Goal:
Please copy every line of the records below that holds the word "Lluvia".
----- Provided entries -----
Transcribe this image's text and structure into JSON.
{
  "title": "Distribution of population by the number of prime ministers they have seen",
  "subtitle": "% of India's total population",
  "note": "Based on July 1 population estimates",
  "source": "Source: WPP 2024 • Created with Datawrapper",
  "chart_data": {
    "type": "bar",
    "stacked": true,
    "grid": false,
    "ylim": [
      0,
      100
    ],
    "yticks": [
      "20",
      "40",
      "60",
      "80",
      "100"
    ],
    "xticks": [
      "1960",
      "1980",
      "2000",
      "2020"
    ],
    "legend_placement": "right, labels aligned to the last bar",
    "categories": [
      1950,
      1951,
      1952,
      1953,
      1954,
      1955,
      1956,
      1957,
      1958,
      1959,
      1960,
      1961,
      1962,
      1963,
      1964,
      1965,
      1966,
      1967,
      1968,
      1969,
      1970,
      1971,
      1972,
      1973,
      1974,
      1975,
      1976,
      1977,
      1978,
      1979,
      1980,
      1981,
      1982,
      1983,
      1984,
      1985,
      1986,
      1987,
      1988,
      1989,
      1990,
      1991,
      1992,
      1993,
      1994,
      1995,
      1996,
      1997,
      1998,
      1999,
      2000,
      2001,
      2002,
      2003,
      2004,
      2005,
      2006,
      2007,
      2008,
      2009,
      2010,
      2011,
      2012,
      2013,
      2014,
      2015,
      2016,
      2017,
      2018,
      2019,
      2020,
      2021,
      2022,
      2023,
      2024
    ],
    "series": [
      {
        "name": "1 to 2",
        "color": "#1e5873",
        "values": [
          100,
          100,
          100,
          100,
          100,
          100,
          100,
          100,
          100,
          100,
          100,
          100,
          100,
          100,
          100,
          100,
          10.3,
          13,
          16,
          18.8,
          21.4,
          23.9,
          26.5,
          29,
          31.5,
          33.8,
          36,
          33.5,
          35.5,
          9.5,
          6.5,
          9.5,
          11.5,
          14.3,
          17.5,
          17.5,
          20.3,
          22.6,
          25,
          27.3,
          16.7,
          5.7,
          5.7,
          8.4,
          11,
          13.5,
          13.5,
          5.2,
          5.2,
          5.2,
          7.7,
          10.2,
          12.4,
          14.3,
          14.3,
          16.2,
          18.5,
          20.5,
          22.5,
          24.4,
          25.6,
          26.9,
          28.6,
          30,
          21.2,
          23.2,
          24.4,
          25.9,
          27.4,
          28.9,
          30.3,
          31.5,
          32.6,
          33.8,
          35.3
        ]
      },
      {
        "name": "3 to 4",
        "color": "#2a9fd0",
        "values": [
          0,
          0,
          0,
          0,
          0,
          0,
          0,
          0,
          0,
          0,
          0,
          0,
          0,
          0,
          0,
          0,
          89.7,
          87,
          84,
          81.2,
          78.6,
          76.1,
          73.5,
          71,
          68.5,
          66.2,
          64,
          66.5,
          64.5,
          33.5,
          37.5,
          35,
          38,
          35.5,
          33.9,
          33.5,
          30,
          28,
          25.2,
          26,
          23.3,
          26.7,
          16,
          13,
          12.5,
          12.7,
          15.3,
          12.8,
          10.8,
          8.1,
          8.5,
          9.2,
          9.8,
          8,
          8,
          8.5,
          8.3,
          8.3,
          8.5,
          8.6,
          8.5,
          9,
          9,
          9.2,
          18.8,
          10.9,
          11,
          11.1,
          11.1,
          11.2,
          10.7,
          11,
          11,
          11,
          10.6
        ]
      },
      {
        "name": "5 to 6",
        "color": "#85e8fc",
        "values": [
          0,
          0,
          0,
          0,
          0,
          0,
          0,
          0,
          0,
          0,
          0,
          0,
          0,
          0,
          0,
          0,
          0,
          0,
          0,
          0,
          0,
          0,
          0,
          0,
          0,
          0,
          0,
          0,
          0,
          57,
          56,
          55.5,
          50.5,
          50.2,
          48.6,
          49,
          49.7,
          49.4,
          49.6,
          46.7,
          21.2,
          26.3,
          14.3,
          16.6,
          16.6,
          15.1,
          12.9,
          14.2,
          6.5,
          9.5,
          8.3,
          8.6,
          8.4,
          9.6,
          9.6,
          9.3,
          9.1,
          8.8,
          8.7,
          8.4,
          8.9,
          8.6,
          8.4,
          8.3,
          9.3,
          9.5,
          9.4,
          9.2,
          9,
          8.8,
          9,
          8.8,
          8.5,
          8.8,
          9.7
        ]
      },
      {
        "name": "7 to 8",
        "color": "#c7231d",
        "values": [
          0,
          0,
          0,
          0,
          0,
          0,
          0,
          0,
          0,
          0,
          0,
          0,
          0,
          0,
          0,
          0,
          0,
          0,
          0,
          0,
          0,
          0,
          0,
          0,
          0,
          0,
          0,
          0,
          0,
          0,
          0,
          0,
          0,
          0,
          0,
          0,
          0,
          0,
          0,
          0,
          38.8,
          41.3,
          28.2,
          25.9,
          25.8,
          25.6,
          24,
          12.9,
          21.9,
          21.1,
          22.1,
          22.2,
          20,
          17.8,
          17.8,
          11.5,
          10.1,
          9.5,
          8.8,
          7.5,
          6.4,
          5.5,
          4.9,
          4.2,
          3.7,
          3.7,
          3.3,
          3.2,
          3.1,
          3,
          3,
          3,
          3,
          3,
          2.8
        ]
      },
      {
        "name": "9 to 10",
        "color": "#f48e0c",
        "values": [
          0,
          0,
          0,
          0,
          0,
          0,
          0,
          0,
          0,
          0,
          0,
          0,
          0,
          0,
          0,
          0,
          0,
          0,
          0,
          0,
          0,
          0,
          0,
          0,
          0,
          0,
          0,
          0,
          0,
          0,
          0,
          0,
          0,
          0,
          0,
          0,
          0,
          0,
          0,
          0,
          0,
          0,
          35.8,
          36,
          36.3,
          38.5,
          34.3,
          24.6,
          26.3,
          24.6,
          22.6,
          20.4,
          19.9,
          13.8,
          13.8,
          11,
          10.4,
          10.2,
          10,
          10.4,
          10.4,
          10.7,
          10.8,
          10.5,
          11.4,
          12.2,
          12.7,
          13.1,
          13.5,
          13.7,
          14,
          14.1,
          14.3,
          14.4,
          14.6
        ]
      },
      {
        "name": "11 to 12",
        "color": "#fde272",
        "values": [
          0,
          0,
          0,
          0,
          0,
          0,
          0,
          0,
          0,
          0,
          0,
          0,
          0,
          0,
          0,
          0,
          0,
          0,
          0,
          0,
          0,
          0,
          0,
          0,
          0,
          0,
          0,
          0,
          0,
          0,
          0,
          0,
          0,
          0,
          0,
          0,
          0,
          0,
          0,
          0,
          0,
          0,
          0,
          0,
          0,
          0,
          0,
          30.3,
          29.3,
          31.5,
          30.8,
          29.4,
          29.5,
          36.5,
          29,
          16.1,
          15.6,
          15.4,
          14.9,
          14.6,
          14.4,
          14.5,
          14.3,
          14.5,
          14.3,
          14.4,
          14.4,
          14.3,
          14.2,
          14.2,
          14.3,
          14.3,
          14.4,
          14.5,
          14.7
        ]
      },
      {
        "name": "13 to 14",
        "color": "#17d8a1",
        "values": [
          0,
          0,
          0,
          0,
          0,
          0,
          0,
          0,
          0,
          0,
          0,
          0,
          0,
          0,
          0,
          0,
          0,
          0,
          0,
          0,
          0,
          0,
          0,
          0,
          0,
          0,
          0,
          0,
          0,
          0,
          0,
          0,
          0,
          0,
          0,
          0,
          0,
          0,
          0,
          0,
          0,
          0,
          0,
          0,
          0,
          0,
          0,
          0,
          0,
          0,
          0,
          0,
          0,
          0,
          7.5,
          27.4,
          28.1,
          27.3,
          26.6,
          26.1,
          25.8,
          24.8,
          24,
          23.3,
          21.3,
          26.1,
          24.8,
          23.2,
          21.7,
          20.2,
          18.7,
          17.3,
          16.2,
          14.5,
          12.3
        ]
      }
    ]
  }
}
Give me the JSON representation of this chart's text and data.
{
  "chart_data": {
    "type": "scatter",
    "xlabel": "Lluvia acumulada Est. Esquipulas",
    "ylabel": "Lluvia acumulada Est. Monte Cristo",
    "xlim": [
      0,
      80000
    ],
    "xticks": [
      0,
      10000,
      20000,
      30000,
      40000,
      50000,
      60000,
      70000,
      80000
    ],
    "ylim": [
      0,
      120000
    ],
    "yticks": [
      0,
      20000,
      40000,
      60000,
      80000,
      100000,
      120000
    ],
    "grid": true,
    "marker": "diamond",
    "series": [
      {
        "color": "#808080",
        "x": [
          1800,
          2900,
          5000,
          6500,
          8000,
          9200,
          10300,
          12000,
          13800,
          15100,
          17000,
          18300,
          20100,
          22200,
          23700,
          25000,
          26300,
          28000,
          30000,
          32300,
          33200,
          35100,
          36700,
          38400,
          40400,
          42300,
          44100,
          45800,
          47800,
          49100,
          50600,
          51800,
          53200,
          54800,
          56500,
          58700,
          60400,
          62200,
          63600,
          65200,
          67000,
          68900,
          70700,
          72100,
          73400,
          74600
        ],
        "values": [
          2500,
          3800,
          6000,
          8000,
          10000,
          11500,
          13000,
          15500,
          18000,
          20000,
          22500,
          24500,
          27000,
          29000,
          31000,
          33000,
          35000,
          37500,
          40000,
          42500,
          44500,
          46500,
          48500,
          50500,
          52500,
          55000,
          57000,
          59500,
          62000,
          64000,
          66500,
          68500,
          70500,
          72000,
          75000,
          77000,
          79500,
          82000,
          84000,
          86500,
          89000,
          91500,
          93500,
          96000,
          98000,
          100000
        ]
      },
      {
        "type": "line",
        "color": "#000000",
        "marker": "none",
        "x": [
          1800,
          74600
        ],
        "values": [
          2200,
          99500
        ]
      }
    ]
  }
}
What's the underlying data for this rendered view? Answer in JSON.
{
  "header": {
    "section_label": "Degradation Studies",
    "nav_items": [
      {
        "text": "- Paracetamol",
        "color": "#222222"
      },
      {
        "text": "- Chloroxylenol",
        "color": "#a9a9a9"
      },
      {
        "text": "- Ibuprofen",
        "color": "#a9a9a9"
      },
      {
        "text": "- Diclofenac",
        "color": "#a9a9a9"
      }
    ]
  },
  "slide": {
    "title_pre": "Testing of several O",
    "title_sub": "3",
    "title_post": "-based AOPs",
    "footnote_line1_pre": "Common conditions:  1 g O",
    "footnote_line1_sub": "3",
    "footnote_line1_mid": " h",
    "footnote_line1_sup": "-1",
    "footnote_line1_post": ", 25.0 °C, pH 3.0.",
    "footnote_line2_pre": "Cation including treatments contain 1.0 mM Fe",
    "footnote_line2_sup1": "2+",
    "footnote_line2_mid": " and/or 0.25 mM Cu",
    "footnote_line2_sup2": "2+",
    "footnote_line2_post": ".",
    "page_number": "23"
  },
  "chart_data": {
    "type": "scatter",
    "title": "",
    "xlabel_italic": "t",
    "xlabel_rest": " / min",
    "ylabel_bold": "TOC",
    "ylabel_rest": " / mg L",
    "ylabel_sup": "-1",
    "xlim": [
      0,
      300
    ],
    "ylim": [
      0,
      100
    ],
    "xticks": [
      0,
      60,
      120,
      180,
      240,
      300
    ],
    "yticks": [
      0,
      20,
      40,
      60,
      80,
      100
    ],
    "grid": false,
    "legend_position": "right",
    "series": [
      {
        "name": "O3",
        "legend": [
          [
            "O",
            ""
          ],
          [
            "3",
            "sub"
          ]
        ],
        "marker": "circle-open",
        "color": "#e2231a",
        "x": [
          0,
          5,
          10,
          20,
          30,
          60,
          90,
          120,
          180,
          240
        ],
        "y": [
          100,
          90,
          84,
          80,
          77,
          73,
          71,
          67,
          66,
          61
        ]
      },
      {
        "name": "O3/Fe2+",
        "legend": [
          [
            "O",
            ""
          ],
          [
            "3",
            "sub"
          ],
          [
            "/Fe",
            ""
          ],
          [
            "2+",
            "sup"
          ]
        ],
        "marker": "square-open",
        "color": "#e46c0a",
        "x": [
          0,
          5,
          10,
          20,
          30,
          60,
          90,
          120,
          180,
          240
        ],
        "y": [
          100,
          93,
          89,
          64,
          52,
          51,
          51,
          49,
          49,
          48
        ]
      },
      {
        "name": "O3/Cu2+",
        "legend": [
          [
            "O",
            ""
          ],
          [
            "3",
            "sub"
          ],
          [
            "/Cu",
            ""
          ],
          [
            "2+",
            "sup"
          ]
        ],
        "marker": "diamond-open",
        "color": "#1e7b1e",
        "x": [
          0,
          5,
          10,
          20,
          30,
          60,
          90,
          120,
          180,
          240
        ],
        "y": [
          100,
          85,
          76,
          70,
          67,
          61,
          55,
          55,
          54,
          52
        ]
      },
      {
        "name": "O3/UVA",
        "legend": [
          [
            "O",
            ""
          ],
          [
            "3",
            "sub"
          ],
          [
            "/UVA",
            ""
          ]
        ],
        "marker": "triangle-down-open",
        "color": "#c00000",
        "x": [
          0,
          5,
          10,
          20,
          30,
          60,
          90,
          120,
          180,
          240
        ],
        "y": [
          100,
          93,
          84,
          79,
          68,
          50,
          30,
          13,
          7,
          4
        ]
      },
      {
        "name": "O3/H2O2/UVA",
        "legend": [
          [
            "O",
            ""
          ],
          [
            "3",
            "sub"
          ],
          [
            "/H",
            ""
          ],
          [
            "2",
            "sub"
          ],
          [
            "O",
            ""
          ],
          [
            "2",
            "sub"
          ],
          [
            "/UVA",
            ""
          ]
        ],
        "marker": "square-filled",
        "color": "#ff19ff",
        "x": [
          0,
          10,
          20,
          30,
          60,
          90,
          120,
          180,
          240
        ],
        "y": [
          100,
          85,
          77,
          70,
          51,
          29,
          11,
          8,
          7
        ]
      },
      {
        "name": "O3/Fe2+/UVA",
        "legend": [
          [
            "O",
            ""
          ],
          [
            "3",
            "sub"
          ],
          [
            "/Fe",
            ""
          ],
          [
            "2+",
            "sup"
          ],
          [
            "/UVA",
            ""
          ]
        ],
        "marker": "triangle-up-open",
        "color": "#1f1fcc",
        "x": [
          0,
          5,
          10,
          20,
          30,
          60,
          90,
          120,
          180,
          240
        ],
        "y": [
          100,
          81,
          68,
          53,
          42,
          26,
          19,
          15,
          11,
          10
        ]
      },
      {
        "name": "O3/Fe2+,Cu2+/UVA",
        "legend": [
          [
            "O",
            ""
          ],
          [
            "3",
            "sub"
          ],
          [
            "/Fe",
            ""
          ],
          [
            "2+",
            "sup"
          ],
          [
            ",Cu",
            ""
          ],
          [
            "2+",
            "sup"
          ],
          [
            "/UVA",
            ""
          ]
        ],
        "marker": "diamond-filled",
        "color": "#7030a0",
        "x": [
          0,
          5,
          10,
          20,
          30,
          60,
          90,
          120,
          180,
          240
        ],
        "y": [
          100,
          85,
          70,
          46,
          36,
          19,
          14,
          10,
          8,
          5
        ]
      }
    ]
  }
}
-----
Written response:
    "xlabel": "Lluvia acumulada Est. Esquipulas",
    "ylabel": "Lluvia acumulada Est. Monte Cristo",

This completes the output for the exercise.